#### Exercise details:
Each entry below is to be printed verbatim.
··· Data shown
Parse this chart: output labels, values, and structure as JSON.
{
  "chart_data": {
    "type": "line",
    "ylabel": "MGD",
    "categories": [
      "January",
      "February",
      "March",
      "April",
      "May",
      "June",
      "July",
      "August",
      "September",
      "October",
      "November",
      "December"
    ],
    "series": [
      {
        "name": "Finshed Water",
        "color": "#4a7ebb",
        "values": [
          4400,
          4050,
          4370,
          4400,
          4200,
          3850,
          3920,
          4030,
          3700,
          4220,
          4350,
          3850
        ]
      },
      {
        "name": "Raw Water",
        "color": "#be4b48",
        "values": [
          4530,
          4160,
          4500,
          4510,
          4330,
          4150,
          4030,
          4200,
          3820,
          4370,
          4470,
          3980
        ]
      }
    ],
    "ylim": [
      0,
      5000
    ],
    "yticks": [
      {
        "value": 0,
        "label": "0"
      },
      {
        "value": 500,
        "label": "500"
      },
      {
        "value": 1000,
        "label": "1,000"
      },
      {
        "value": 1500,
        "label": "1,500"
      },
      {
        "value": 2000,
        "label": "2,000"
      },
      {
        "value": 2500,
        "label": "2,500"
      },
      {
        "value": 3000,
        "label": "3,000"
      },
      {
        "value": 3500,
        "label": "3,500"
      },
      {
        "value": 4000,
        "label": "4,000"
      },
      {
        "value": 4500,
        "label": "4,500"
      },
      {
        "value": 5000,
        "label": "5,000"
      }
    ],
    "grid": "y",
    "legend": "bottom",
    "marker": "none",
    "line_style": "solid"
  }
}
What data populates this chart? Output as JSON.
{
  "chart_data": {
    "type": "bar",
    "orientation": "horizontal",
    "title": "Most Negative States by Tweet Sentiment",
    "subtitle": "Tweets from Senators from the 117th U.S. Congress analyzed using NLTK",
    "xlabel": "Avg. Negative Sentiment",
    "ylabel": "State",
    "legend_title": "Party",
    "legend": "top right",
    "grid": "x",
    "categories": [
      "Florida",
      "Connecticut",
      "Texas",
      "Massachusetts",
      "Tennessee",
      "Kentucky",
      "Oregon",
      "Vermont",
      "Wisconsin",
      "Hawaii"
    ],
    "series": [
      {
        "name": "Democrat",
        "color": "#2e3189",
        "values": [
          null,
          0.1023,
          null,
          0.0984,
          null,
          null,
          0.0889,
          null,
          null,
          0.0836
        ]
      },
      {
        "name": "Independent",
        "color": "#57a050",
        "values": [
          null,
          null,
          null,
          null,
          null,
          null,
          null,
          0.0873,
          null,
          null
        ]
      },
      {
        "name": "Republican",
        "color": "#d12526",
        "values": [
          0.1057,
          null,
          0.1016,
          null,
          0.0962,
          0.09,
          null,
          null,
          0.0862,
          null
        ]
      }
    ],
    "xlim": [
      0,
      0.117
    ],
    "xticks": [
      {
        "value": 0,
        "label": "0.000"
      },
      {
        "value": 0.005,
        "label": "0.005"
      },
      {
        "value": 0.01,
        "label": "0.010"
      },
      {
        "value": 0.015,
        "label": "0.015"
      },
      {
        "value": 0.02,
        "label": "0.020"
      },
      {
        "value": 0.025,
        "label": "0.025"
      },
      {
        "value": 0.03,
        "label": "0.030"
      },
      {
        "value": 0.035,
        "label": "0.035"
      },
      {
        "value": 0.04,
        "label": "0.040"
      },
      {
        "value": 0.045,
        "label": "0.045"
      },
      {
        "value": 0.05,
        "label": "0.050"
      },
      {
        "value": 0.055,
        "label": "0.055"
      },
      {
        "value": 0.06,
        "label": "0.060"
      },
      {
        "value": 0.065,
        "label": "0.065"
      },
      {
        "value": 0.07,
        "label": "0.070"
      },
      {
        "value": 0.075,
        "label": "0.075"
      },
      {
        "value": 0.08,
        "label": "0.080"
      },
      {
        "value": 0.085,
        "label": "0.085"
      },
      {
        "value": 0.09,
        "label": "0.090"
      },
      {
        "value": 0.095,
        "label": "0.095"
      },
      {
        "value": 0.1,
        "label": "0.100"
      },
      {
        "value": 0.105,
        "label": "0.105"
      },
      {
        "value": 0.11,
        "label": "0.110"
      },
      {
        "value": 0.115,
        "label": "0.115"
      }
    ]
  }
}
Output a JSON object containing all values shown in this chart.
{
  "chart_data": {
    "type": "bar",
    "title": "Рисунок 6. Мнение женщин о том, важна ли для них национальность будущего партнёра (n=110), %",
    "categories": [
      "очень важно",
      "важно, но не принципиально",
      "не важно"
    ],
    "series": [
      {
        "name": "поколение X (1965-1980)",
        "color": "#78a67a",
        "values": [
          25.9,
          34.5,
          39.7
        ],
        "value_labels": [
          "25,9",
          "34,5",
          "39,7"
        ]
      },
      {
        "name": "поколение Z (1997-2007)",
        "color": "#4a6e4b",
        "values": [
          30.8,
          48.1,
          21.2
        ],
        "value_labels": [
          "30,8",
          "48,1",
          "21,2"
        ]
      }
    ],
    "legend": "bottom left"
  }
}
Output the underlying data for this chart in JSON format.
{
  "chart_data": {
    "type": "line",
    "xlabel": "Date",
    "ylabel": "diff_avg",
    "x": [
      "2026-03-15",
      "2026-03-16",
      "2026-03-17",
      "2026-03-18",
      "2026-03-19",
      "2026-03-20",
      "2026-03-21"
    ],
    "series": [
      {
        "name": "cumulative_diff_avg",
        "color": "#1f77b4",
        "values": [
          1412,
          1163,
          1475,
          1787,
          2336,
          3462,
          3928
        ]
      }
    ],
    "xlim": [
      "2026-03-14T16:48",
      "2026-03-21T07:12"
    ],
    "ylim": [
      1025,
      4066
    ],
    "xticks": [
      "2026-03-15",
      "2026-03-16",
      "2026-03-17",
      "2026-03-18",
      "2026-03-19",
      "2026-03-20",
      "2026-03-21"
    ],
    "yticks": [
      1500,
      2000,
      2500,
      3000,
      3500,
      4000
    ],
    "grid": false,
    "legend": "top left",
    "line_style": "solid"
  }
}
······
#### Output below:
Parse this chart: output labels, values, and structure as JSON.
{
  "chart_data": {
    "type": "line",
    "ylabel": "MGD",
    "categories": [
      "January",
      "February",
      "March",
      "April",
      "May",
      "June",
      "July",
      "August",
      "September",
      "October",
      "November",
      "December"
    ],
    "series": [
      {
        "name": "Finshed Water",
        "color": "#4a7ebb",
        "values": [
          4400,
          4050,
          4370,
          4400,
          4200,
          3850,
          3920,
          4030,
          3700,
          4220,
          4350,
          3850
        ]
      },
      {
        "name": "Raw Water",
        "color": "#be4b48",
        "values": [
          4530,
          4160,
          4500,
          4510,
          4330,
          4150,
          4030,
          4200,
          3820,
          4370,
          4470,
          3980
        ]
      }
    ],
    "ylim": [
      0,
      5000
    ],
    "yticks": [
      {
        "value": 0,
        "label": "0"
      },
      {
        "value": 500,
        "label": "500"
      },
      {
        "value": 1000,
        "label": "1,000"
      },
      {
        "value": 1500,
        "label": "1,500"
      },
      {
        "value": 2000,
        "label": "2,000"
      },
      {
        "value": 2500,
        "label": "2,500"
      },
      {
        "value": 3000,
        "label": "3,000"
      },
      {
        "value": 3500,
        "label": "3,500"
      },
      {
        "value": 4000,
        "label": "4,000"
      },
      {
        "value": 4500,
        "label": "4,500"
      },
      {
        "value": 5000,
        "label": "5,000"
      }
    ],
    "grid": "y",
    "legend": "bottom",
    "marker": "none",
    "line_style": "solid"
  }
}
What data populates this chart? Output as JSON.
{
  "chart_data": {
    "type": "bar",
    "orientation": "horizontal",
    "title": "Most Negative States by Tweet Sentiment",
    "subtitle": "Tweets from Senators from the 117th U.S. Congress analyzed using NLTK",
    "xlabel": "Avg. Negative Sentiment",
    "ylabel": "State",
    "legend_title": "Party",
    "legend": "top right",
    "grid": "x",
    "categories": [
      "Florida",
      "Connecticut",
      "Texas",
      "Massachusetts",
      "Tennessee",
      "Kentucky",
      "Oregon",
      "Vermont",
      "Wisconsin",
      "Hawaii"
    ],
    "series": [
      {
        "name": "Democrat",
        "color": "#2e3189",
        "values": [
          null,
          0.1023,
          null,
          0.0984,
          null,
          null,
          0.0889,
          null,
          null,
          0.0836
        ]
      },
      {
        "name": "Independent",
        "color": "#57a050",
        "values": [
          null,
          null,
          null,
          null,
          null,
          null,
          null,
          0.0873,
          null,
          null
        ]
      },
      {
        "name": "Republican",
        "color": "#d12526",
        "values": [
          0.1057,
          null,
          0.1016,
          null,
          0.0962,
          0.09,
          null,
          null,
          0.0862,
          null
        ]
      }
    ],
    "xlim": [
      0,
      0.117
    ],
    "xticks": [
      {
        "value": 0,
        "label": "0.000"
      },
      {
        "value": 0.005,
        "label": "0.005"
      },
      {
        "value": 0.01,
        "label": "0.010"
      },
      {
        "value": 0.015,
        "label": "0.015"
      },
      {
        "value": 0.02,
        "label": "0.020"
      },
      {
        "value": 0.025,
        "label": "0.025"
      },
      {
        "value": 0.03,
        "label": "0.030"
      },
      {
        "value": 0.035,
        "label": "0.035"
      },
      {
        "value": 0.04,
        "label": "0.040"
      },
      {
        "value": 0.045,
        "label": "0.045"
      },
      {
        "value": 0.05,
        "label": "0.050"
      },
      {
        "value": 0.055,
        "label": "0.055"
      },
      {
        "value": 0.06,
        "label": "0.060"
      },
      {
        "value": 0.065,
        "label": "0.065"
      },
      {
        "value": 0.07,
        "label": "0.070"
      },
      {
        "value": 0.075,
        "label": "0.075"
      },
      {
        "value": 0.08,
        "label": "0.080"
      },
      {
        "value": 0.085,
        "label": "0.085"
      },
      {
        "value": 0.09,
        "label": "0.090"
      },
      {
        "value": 0.095,
        "label": "0.095"
      },
      {
        "value": 0.1,
        "label": "0.100"
      },
      {
        "value": 0.105,
        "label": "0.105"
      },
      {
        "value": 0.11,
        "label": "0.110"
      },
      {
        "value": 0.115,
        "label": "0.115"
      }
    ]
  }
}
Output a JSON object containing all values shown in this chart.
{
  "chart_data": {
    "type": "bar",
    "title": "Рисунок 6. Мнение женщин о том, важна ли для них национальность будущего партнёра (n=110), %",
    "categories": [
      "очень важно",
      "важно, но не принципиально",
      "не важно"
    ],
    "series": [
      {
        "name": "поколение X (1965-1980)",
        "color": "#78a67a",
        "values": [
          25.9,
          34.5,
          39.7
        ],
        "value_labels": [
          "25,9",
          "34,5",
          "39,7"
        ]
      },
      {
        "name": "поколение Z (1997-2007)",
        "color": "#4a6e4b",
        "values": [
          30.8,
          48.1,
          21.2
        ],
        "value_labels": [
          "30,8",
          "48,1",
          "21,2"
        ]
      }
    ],
    "legend": "bottom left"
  }
}
Output the underlying data for this chart in JSON format.
{
  "chart_data": {
    "type": "line",
    "xlabel": "Date",
    "ylabel": "diff_avg",
    "x": [
      "2026-03-15",
      "2026-03-16",
      "2026-03-17",
      "2026-03-18",
      "2026-03-19",
      "2026-03-20",
      "2026-03-21"
    ],
    "series": [
      {
        "name": "cumulative_diff_avg",
        "color": "#1f77b4",
        "values": [
          1412,
          1163,
          1475,
          1787,
          2336,
          3462,
          3928
        ]
      }
    ],
    "xlim": [
      "2026-03-14T16:48",
      "2026-03-21T07:12"
    ],
    "ylim": [
      1025,
      4066
    ],
    "xticks": [
      "2026-03-15",
      "2026-03-16",
      "2026-03-17",
      "2026-03-18",
      "2026-03-19",
      "2026-03-20",
      "2026-03-21"
    ],
    "yticks": [
      1500,
      2000,
      2500,
      3000,
      3500,
      4000
    ],
    "grid": false,
    "legend": "top left",
    "line_style": "solid"
  }
}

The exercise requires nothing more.